What you should do: Show every line of the records below that contains the word "this".

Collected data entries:
--------------------------------

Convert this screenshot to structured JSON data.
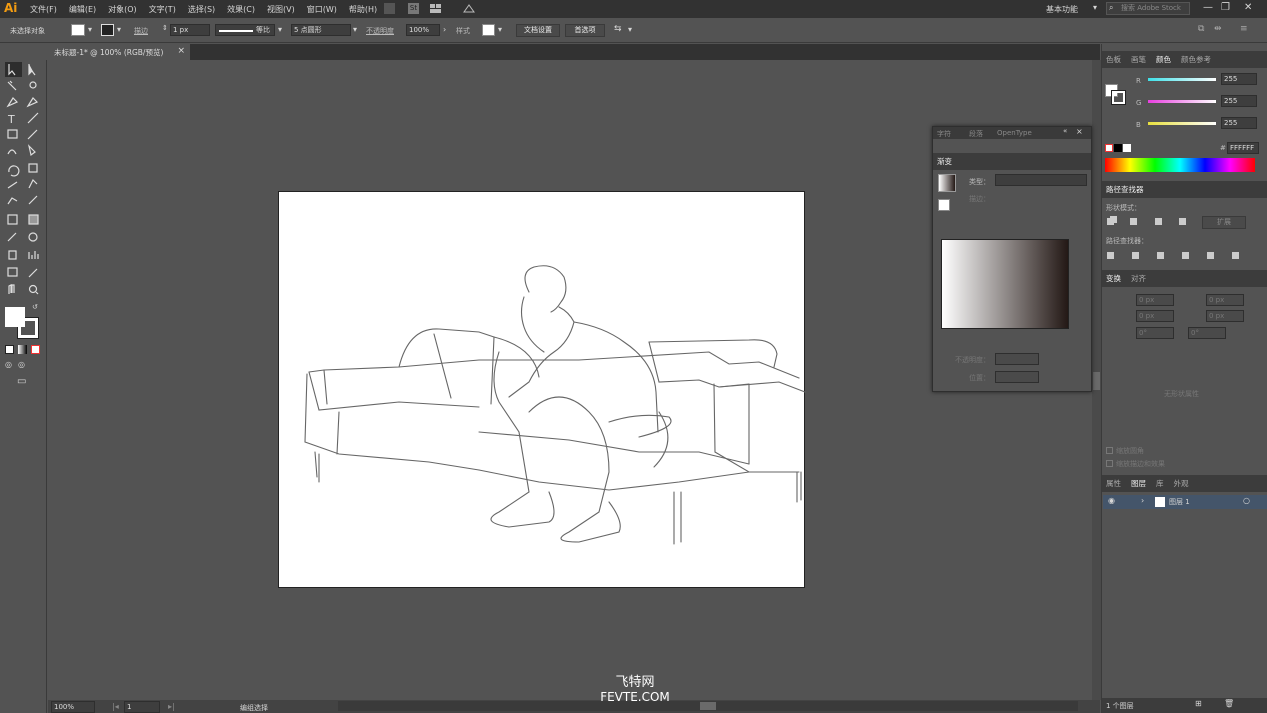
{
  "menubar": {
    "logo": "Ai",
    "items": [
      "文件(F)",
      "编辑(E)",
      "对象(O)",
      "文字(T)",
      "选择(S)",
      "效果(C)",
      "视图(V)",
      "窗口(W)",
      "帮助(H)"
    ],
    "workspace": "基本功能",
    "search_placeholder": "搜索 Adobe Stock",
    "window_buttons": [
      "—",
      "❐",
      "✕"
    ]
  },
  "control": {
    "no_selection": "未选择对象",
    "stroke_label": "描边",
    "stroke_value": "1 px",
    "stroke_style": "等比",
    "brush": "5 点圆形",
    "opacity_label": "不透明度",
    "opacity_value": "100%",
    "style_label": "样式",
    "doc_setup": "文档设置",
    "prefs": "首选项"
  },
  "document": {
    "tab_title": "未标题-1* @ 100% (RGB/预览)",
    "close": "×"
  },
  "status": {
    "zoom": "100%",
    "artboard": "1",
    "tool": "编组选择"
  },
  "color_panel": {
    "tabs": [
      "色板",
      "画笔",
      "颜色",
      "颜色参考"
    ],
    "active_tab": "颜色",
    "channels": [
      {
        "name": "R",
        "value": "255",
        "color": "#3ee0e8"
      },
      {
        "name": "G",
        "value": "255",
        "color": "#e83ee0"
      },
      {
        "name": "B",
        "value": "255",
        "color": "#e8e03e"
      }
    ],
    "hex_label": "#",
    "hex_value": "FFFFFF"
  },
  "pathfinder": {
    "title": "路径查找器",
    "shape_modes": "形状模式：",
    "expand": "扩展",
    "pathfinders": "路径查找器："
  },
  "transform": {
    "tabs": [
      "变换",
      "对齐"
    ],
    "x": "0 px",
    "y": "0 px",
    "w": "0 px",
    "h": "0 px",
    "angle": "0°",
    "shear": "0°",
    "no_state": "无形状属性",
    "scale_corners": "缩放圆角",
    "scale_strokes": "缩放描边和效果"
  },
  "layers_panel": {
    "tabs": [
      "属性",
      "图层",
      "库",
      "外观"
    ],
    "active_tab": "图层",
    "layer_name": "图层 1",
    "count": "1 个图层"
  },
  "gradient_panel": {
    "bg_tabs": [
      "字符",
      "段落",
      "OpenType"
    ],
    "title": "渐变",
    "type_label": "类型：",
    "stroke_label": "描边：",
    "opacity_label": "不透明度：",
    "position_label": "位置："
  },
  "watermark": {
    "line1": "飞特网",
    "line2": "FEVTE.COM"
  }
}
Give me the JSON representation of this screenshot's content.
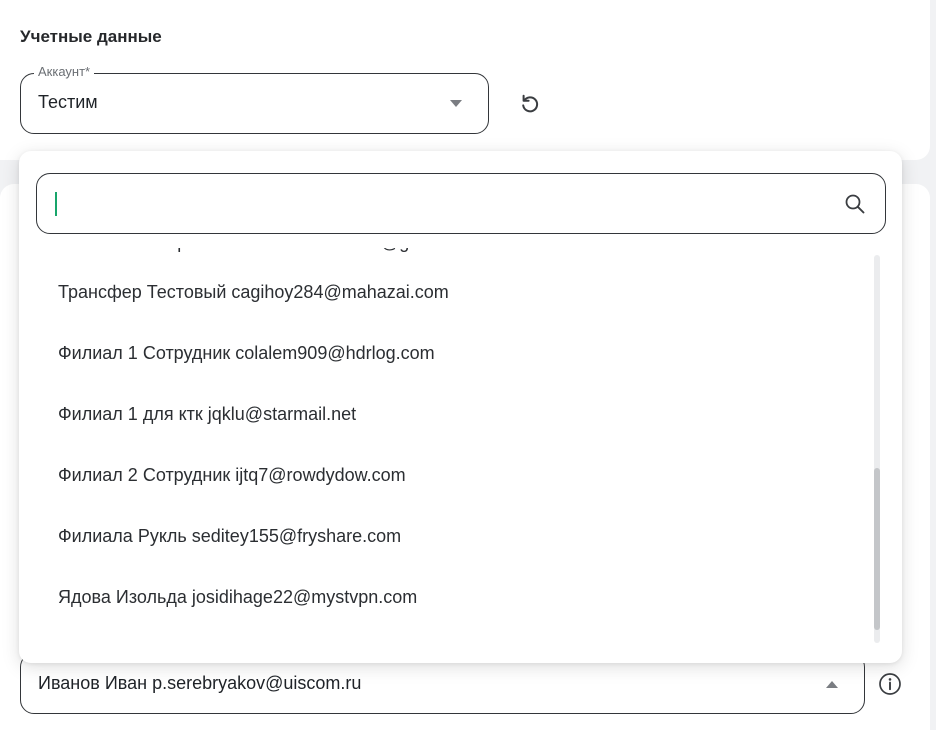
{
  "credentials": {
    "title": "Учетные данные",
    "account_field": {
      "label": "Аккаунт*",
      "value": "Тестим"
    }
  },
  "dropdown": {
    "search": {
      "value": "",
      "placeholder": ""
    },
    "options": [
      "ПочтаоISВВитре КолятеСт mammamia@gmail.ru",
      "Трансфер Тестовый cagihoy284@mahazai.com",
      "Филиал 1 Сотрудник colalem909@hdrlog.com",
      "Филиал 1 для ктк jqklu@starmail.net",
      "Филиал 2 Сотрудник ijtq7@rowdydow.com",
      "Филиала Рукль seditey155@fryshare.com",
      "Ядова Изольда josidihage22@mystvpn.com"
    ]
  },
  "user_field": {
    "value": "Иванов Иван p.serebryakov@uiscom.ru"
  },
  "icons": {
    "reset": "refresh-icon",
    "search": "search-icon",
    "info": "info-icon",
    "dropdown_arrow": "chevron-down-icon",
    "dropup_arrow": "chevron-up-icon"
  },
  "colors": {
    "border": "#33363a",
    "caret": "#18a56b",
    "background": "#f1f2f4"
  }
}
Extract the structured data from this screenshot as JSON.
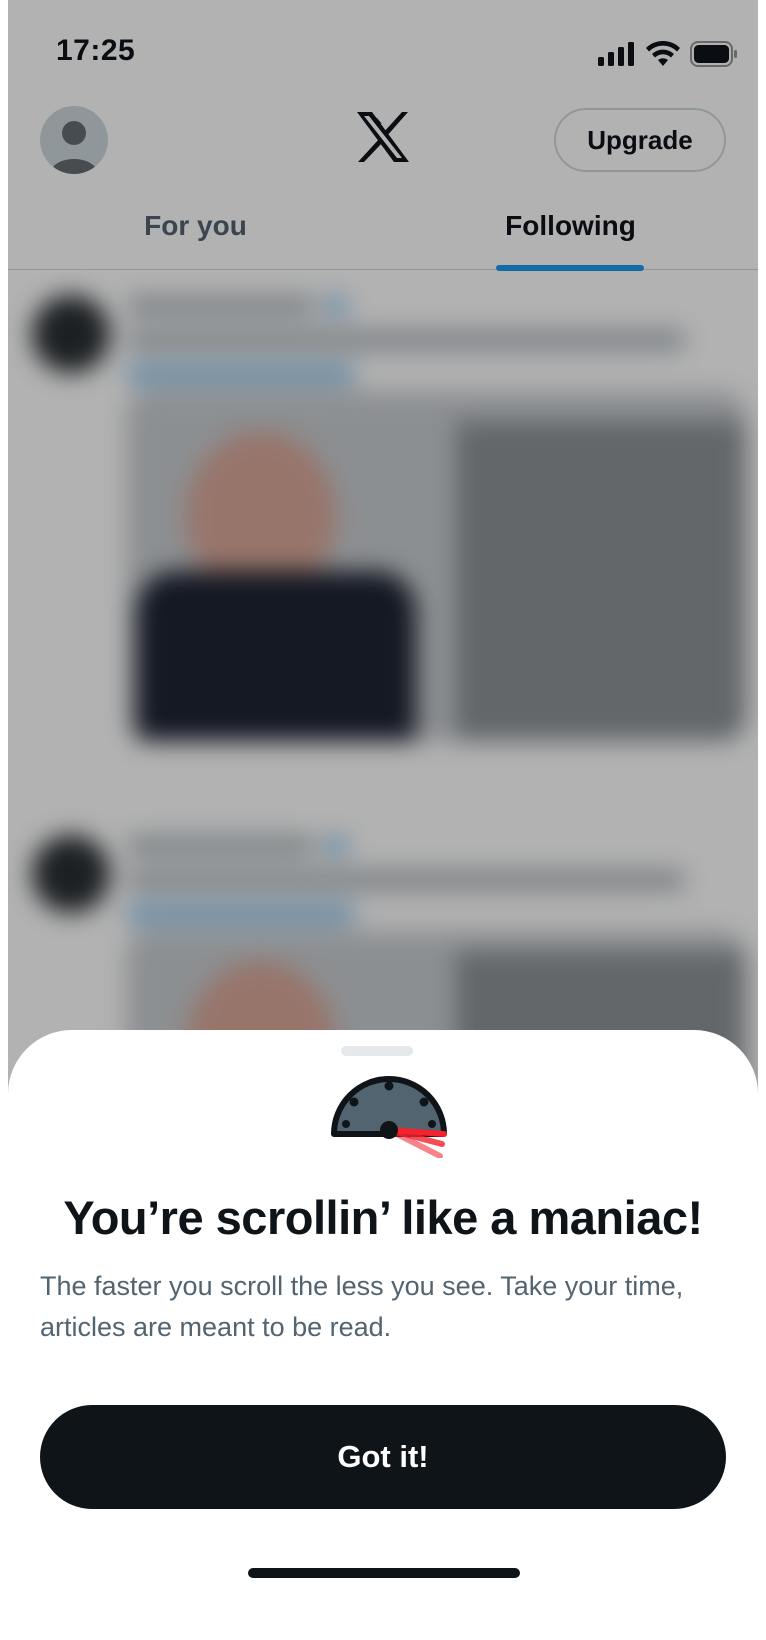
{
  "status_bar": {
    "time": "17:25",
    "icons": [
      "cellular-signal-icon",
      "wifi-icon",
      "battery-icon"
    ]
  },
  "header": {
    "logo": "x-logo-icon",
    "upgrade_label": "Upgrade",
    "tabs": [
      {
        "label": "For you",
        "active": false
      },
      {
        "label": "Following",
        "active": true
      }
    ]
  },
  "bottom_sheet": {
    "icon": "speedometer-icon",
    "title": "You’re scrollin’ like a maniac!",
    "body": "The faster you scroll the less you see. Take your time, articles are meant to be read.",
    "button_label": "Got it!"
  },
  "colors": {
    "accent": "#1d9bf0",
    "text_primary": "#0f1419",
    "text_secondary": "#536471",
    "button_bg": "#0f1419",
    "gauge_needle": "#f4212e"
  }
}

--------------------------------

Answer to the problem:
Convert this screenshot to structured JSON data.
Give me the JSON representation of this screenshot's content.
Extract the structured data from this screenshot as JSON.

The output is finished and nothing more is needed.